*** Provided records

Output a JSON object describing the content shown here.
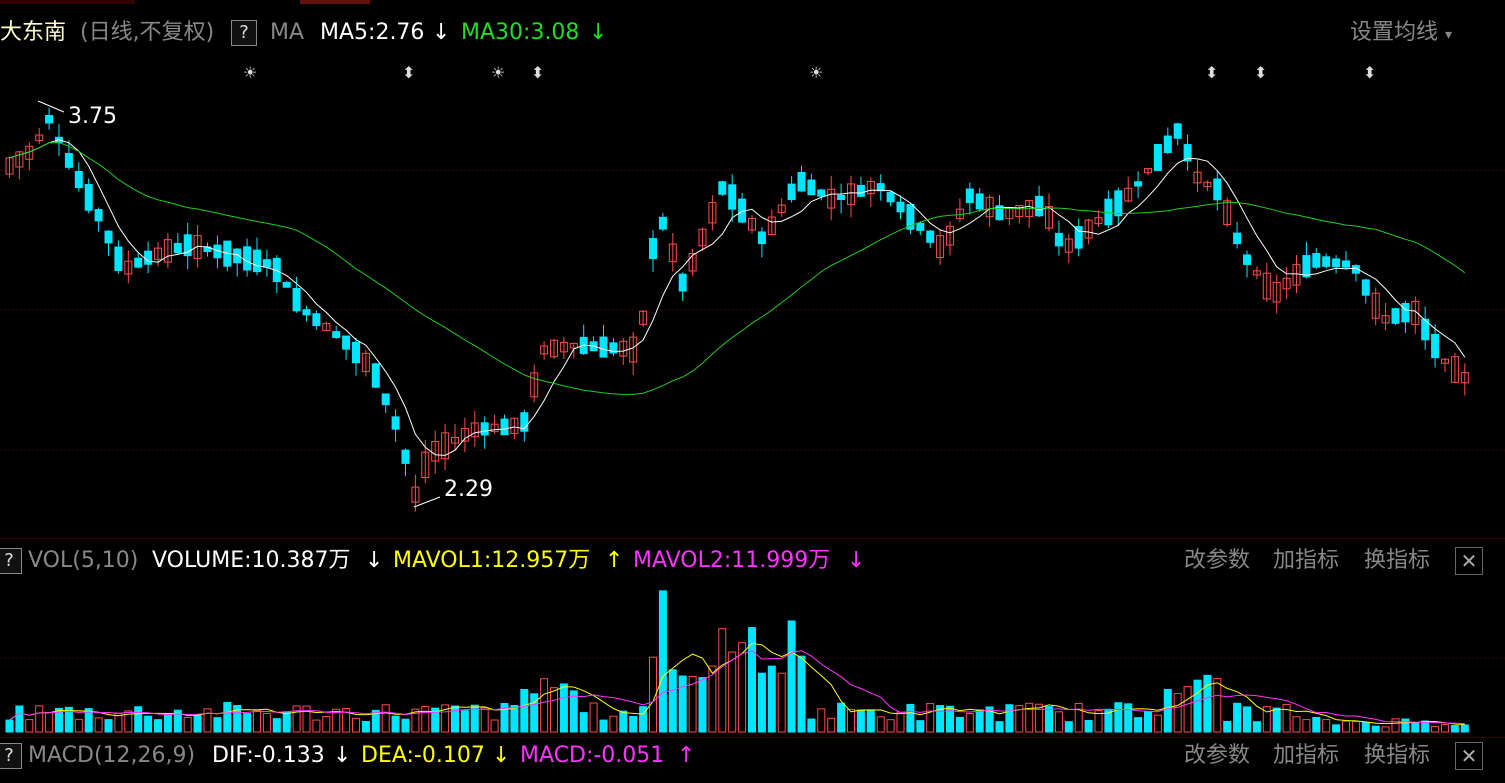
{
  "header": {
    "stock_name": "大东南",
    "mode": "(日线,不复权)",
    "help": "?",
    "indicator": "MA",
    "ma5": "MA5:2.76",
    "ma5_arrow": "↓",
    "ma30": "MA30:3.08",
    "ma30_arrow": "↓",
    "settings": "设置均线",
    "settings_caret": "▾"
  },
  "price_chart": {
    "high_label": "3.75",
    "low_label": "2.29",
    "colors": {
      "up": "#ff4c4c",
      "down": "#00e5ff",
      "ma5": "#ffffff",
      "ma30": "#22cc22",
      "grid": "#3a0000"
    },
    "marker_icons": [
      "sun",
      "updown",
      "sun",
      "updown",
      "sun",
      "updown",
      "updown",
      "updown"
    ]
  },
  "volume_panel": {
    "help": "?",
    "name": "VOL(5,10)",
    "volume": "VOLUME:10.387万",
    "volume_arrow": "↓",
    "mavol1": "MAVOL1:12.957万",
    "mavol1_arrow": "↑",
    "mavol2": "MAVOL2:11.999万",
    "mavol2_arrow": "↓",
    "btn_params": "改参数",
    "btn_add": "加指标",
    "btn_switch": "换指标",
    "close": "✕",
    "colors": {
      "mavol1": "#ffff00",
      "mavol2": "#ff33ff"
    }
  },
  "macd_panel": {
    "help": "?",
    "name": "MACD(12,26,9)",
    "dif": "DIF:-0.133",
    "dif_arrow": "↓",
    "dea": "DEA:-0.107",
    "dea_arrow": "↓",
    "macd": "MACD:-0.051",
    "macd_arrow": "↑",
    "btn_params": "改参数",
    "btn_add": "加指标",
    "btn_switch": "换指标",
    "close": "✕"
  }
}
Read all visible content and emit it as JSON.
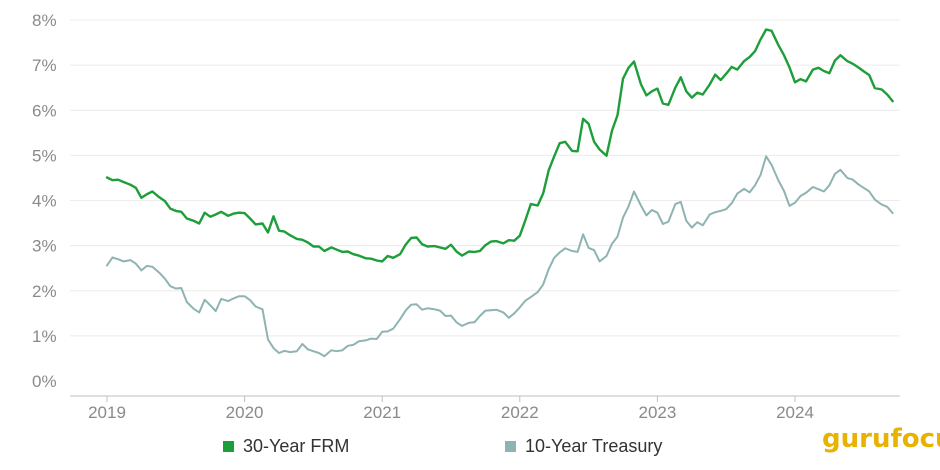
{
  "chart_data": {
    "type": "line",
    "title": "",
    "xlabel": "",
    "ylabel": "",
    "xlim": [
      2019,
      2024.75
    ],
    "ylim": [
      0,
      8
    ],
    "y_ticks": [
      {
        "value": 0,
        "label": "0%"
      },
      {
        "value": 1,
        "label": "1%"
      },
      {
        "value": 2,
        "label": "2%"
      },
      {
        "value": 3,
        "label": "3%"
      },
      {
        "value": 4,
        "label": "4%"
      },
      {
        "value": 5,
        "label": "5%"
      },
      {
        "value": 6,
        "label": "6%"
      },
      {
        "value": 7,
        "label": "7%"
      },
      {
        "value": 8,
        "label": "8%"
      }
    ],
    "x_ticks": [
      {
        "value": 2019,
        "label": "2019"
      },
      {
        "value": 2020,
        "label": "2020"
      },
      {
        "value": 2021,
        "label": "2021"
      },
      {
        "value": 2022,
        "label": "2022"
      },
      {
        "value": 2023,
        "label": "2023"
      },
      {
        "value": 2024,
        "label": "2024"
      }
    ],
    "grid": "horizontal",
    "legend": "bottom",
    "series": [
      {
        "name": "30-Year FRM",
        "color": "#1e9e3a",
        "points": [
          [
            2019.0,
            4.51
          ],
          [
            2019.04,
            4.45
          ],
          [
            2019.08,
            4.46
          ],
          [
            2019.12,
            4.41
          ],
          [
            2019.17,
            4.35
          ],
          [
            2019.21,
            4.28
          ],
          [
            2019.25,
            4.06
          ],
          [
            2019.29,
            4.14
          ],
          [
            2019.33,
            4.2
          ],
          [
            2019.38,
            4.07
          ],
          [
            2019.42,
            3.99
          ],
          [
            2019.46,
            3.82
          ],
          [
            2019.5,
            3.77
          ],
          [
            2019.54,
            3.75
          ],
          [
            2019.58,
            3.6
          ],
          [
            2019.63,
            3.55
          ],
          [
            2019.67,
            3.49
          ],
          [
            2019.71,
            3.73
          ],
          [
            2019.75,
            3.64
          ],
          [
            2019.79,
            3.69
          ],
          [
            2019.83,
            3.75
          ],
          [
            2019.88,
            3.66
          ],
          [
            2019.92,
            3.71
          ],
          [
            2019.96,
            3.73
          ],
          [
            2020.0,
            3.72
          ],
          [
            2020.04,
            3.6
          ],
          [
            2020.08,
            3.47
          ],
          [
            2020.13,
            3.49
          ],
          [
            2020.17,
            3.29
          ],
          [
            2020.21,
            3.65
          ],
          [
            2020.25,
            3.33
          ],
          [
            2020.29,
            3.31
          ],
          [
            2020.33,
            3.23
          ],
          [
            2020.38,
            3.15
          ],
          [
            2020.42,
            3.13
          ],
          [
            2020.46,
            3.07
          ],
          [
            2020.5,
            2.98
          ],
          [
            2020.54,
            2.98
          ],
          [
            2020.58,
            2.88
          ],
          [
            2020.63,
            2.96
          ],
          [
            2020.67,
            2.91
          ],
          [
            2020.71,
            2.86
          ],
          [
            2020.75,
            2.87
          ],
          [
            2020.79,
            2.81
          ],
          [
            2020.83,
            2.78
          ],
          [
            2020.88,
            2.72
          ],
          [
            2020.92,
            2.71
          ],
          [
            2020.96,
            2.67
          ],
          [
            2021.0,
            2.65
          ],
          [
            2021.04,
            2.77
          ],
          [
            2021.08,
            2.73
          ],
          [
            2021.13,
            2.81
          ],
          [
            2021.17,
            3.02
          ],
          [
            2021.21,
            3.17
          ],
          [
            2021.25,
            3.18
          ],
          [
            2021.29,
            3.03
          ],
          [
            2021.33,
            2.98
          ],
          [
            2021.38,
            2.99
          ],
          [
            2021.42,
            2.96
          ],
          [
            2021.46,
            2.93
          ],
          [
            2021.5,
            3.02
          ],
          [
            2021.54,
            2.87
          ],
          [
            2021.58,
            2.78
          ],
          [
            2021.63,
            2.87
          ],
          [
            2021.67,
            2.86
          ],
          [
            2021.71,
            2.88
          ],
          [
            2021.75,
            3.01
          ],
          [
            2021.79,
            3.09
          ],
          [
            2021.83,
            3.1
          ],
          [
            2021.88,
            3.05
          ],
          [
            2021.92,
            3.12
          ],
          [
            2021.96,
            3.11
          ],
          [
            2022.0,
            3.22
          ],
          [
            2022.04,
            3.56
          ],
          [
            2022.08,
            3.92
          ],
          [
            2022.13,
            3.89
          ],
          [
            2022.17,
            4.16
          ],
          [
            2022.21,
            4.67
          ],
          [
            2022.25,
            4.98
          ],
          [
            2022.29,
            5.27
          ],
          [
            2022.33,
            5.3
          ],
          [
            2022.38,
            5.1
          ],
          [
            2022.42,
            5.09
          ],
          [
            2022.46,
            5.81
          ],
          [
            2022.5,
            5.7
          ],
          [
            2022.54,
            5.3
          ],
          [
            2022.58,
            5.13
          ],
          [
            2022.63,
            4.99
          ],
          [
            2022.67,
            5.55
          ],
          [
            2022.71,
            5.89
          ],
          [
            2022.75,
            6.7
          ],
          [
            2022.79,
            6.94
          ],
          [
            2022.83,
            7.08
          ],
          [
            2022.88,
            6.58
          ],
          [
            2022.92,
            6.33
          ],
          [
            2022.96,
            6.42
          ],
          [
            2023.0,
            6.48
          ],
          [
            2023.04,
            6.15
          ],
          [
            2023.08,
            6.12
          ],
          [
            2023.13,
            6.5
          ],
          [
            2023.17,
            6.73
          ],
          [
            2023.21,
            6.42
          ],
          [
            2023.25,
            6.28
          ],
          [
            2023.29,
            6.39
          ],
          [
            2023.33,
            6.35
          ],
          [
            2023.38,
            6.57
          ],
          [
            2023.42,
            6.79
          ],
          [
            2023.46,
            6.67
          ],
          [
            2023.5,
            6.81
          ],
          [
            2023.54,
            6.96
          ],
          [
            2023.58,
            6.9
          ],
          [
            2023.63,
            7.09
          ],
          [
            2023.67,
            7.18
          ],
          [
            2023.71,
            7.31
          ],
          [
            2023.75,
            7.57
          ],
          [
            2023.79,
            7.79
          ],
          [
            2023.83,
            7.76
          ],
          [
            2023.88,
            7.44
          ],
          [
            2023.92,
            7.22
          ],
          [
            2023.96,
            6.95
          ],
          [
            2024.0,
            6.62
          ],
          [
            2024.04,
            6.69
          ],
          [
            2024.08,
            6.64
          ],
          [
            2024.13,
            6.9
          ],
          [
            2024.17,
            6.94
          ],
          [
            2024.21,
            6.87
          ],
          [
            2024.25,
            6.82
          ],
          [
            2024.29,
            7.1
          ],
          [
            2024.33,
            7.22
          ],
          [
            2024.38,
            7.09
          ],
          [
            2024.42,
            7.03
          ],
          [
            2024.46,
            6.95
          ],
          [
            2024.5,
            6.86
          ],
          [
            2024.54,
            6.78
          ],
          [
            2024.58,
            6.49
          ],
          [
            2024.63,
            6.46
          ],
          [
            2024.67,
            6.35
          ],
          [
            2024.71,
            6.2
          ]
        ]
      },
      {
        "name": "10-Year Treasury",
        "color": "#8fb3b3",
        "points": [
          [
            2019.0,
            2.56
          ],
          [
            2019.04,
            2.74
          ],
          [
            2019.08,
            2.7
          ],
          [
            2019.12,
            2.65
          ],
          [
            2019.17,
            2.68
          ],
          [
            2019.21,
            2.6
          ],
          [
            2019.25,
            2.45
          ],
          [
            2019.29,
            2.55
          ],
          [
            2019.33,
            2.53
          ],
          [
            2019.38,
            2.4
          ],
          [
            2019.42,
            2.27
          ],
          [
            2019.46,
            2.1
          ],
          [
            2019.5,
            2.05
          ],
          [
            2019.54,
            2.06
          ],
          [
            2019.58,
            1.75
          ],
          [
            2019.63,
            1.6
          ],
          [
            2019.67,
            1.52
          ],
          [
            2019.71,
            1.8
          ],
          [
            2019.75,
            1.68
          ],
          [
            2019.79,
            1.55
          ],
          [
            2019.83,
            1.82
          ],
          [
            2019.88,
            1.77
          ],
          [
            2019.92,
            1.83
          ],
          [
            2019.96,
            1.88
          ],
          [
            2020.0,
            1.88
          ],
          [
            2020.04,
            1.79
          ],
          [
            2020.08,
            1.65
          ],
          [
            2020.13,
            1.59
          ],
          [
            2020.17,
            0.92
          ],
          [
            2020.21,
            0.73
          ],
          [
            2020.25,
            0.62
          ],
          [
            2020.29,
            0.67
          ],
          [
            2020.33,
            0.64
          ],
          [
            2020.38,
            0.66
          ],
          [
            2020.42,
            0.82
          ],
          [
            2020.46,
            0.7
          ],
          [
            2020.5,
            0.66
          ],
          [
            2020.54,
            0.62
          ],
          [
            2020.58,
            0.55
          ],
          [
            2020.63,
            0.68
          ],
          [
            2020.67,
            0.66
          ],
          [
            2020.71,
            0.68
          ],
          [
            2020.75,
            0.78
          ],
          [
            2020.79,
            0.8
          ],
          [
            2020.83,
            0.88
          ],
          [
            2020.88,
            0.9
          ],
          [
            2020.92,
            0.94
          ],
          [
            2020.96,
            0.93
          ],
          [
            2021.0,
            1.09
          ],
          [
            2021.04,
            1.1
          ],
          [
            2021.08,
            1.16
          ],
          [
            2021.13,
            1.37
          ],
          [
            2021.17,
            1.56
          ],
          [
            2021.21,
            1.69
          ],
          [
            2021.25,
            1.7
          ],
          [
            2021.29,
            1.58
          ],
          [
            2021.33,
            1.61
          ],
          [
            2021.38,
            1.59
          ],
          [
            2021.42,
            1.56
          ],
          [
            2021.46,
            1.44
          ],
          [
            2021.5,
            1.45
          ],
          [
            2021.54,
            1.3
          ],
          [
            2021.58,
            1.22
          ],
          [
            2021.63,
            1.29
          ],
          [
            2021.67,
            1.3
          ],
          [
            2021.71,
            1.44
          ],
          [
            2021.75,
            1.56
          ],
          [
            2021.79,
            1.57
          ],
          [
            2021.83,
            1.58
          ],
          [
            2021.88,
            1.52
          ],
          [
            2021.92,
            1.4
          ],
          [
            2021.96,
            1.5
          ],
          [
            2022.0,
            1.63
          ],
          [
            2022.04,
            1.78
          ],
          [
            2022.08,
            1.86
          ],
          [
            2022.13,
            1.97
          ],
          [
            2022.17,
            2.14
          ],
          [
            2022.21,
            2.48
          ],
          [
            2022.25,
            2.73
          ],
          [
            2022.29,
            2.85
          ],
          [
            2022.33,
            2.94
          ],
          [
            2022.38,
            2.88
          ],
          [
            2022.42,
            2.86
          ],
          [
            2022.46,
            3.25
          ],
          [
            2022.5,
            2.95
          ],
          [
            2022.54,
            2.9
          ],
          [
            2022.58,
            2.65
          ],
          [
            2022.63,
            2.77
          ],
          [
            2022.67,
            3.04
          ],
          [
            2022.71,
            3.2
          ],
          [
            2022.75,
            3.62
          ],
          [
            2022.79,
            3.87
          ],
          [
            2022.83,
            4.2
          ],
          [
            2022.88,
            3.89
          ],
          [
            2022.92,
            3.67
          ],
          [
            2022.96,
            3.79
          ],
          [
            2023.0,
            3.73
          ],
          [
            2023.04,
            3.48
          ],
          [
            2023.08,
            3.53
          ],
          [
            2023.13,
            3.92
          ],
          [
            2023.17,
            3.97
          ],
          [
            2023.21,
            3.55
          ],
          [
            2023.25,
            3.4
          ],
          [
            2023.29,
            3.52
          ],
          [
            2023.33,
            3.45
          ],
          [
            2023.38,
            3.69
          ],
          [
            2023.42,
            3.74
          ],
          [
            2023.46,
            3.77
          ],
          [
            2023.5,
            3.81
          ],
          [
            2023.54,
            3.94
          ],
          [
            2023.58,
            4.15
          ],
          [
            2023.63,
            4.26
          ],
          [
            2023.67,
            4.18
          ],
          [
            2023.71,
            4.34
          ],
          [
            2023.75,
            4.57
          ],
          [
            2023.79,
            4.98
          ],
          [
            2023.83,
            4.79
          ],
          [
            2023.88,
            4.44
          ],
          [
            2023.92,
            4.21
          ],
          [
            2023.96,
            3.88
          ],
          [
            2024.0,
            3.95
          ],
          [
            2024.04,
            4.1
          ],
          [
            2024.08,
            4.17
          ],
          [
            2024.13,
            4.3
          ],
          [
            2024.17,
            4.25
          ],
          [
            2024.21,
            4.2
          ],
          [
            2024.25,
            4.34
          ],
          [
            2024.29,
            4.59
          ],
          [
            2024.33,
            4.68
          ],
          [
            2024.38,
            4.5
          ],
          [
            2024.42,
            4.46
          ],
          [
            2024.46,
            4.36
          ],
          [
            2024.5,
            4.28
          ],
          [
            2024.54,
            4.2
          ],
          [
            2024.58,
            4.02
          ],
          [
            2024.63,
            3.91
          ],
          [
            2024.67,
            3.86
          ],
          [
            2024.71,
            3.72
          ]
        ]
      }
    ]
  },
  "brand": {
    "logo_text": "gurufocus",
    "logo_color": "#e8b200"
  }
}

******

» What is needed
In the listing, find all lines with the string "Year" and copy them.

» Reply to the exercise
        "name": "30-Year FRM",
        "name": "10-Year Treasury",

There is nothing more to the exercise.